— Recorded information —
━━━━━━

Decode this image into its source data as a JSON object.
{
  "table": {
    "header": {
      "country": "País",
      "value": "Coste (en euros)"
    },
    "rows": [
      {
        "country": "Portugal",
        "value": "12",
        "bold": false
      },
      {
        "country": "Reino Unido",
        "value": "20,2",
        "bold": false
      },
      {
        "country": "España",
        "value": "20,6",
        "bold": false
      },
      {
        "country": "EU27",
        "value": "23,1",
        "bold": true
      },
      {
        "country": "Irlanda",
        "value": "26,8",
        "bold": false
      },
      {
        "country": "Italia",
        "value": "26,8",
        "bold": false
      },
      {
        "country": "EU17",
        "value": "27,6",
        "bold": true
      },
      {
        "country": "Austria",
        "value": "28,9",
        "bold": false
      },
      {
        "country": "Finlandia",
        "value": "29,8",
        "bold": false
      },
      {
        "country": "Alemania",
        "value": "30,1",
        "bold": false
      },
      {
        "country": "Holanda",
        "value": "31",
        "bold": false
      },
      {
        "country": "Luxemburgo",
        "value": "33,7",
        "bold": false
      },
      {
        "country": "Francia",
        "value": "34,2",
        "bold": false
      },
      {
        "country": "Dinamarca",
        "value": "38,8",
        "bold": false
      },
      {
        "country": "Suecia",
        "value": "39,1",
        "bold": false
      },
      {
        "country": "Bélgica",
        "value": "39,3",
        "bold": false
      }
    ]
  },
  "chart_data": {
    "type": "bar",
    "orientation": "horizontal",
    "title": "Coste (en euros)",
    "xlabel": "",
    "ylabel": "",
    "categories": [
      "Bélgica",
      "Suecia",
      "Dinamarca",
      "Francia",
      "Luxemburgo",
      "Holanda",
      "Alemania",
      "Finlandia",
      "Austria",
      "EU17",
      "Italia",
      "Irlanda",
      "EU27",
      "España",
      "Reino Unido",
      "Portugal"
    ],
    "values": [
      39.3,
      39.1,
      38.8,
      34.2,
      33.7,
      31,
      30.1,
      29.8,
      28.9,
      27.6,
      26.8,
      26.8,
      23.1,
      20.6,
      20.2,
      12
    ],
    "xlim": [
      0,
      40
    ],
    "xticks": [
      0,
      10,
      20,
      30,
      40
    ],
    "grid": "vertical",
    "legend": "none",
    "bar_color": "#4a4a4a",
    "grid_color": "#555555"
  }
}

━━━━━━

— Stated problem —
From the data above, show each line that contains "euros".

— Final answer —
      "value": "Coste (en euros)"
    "title": "Coste (en euros)",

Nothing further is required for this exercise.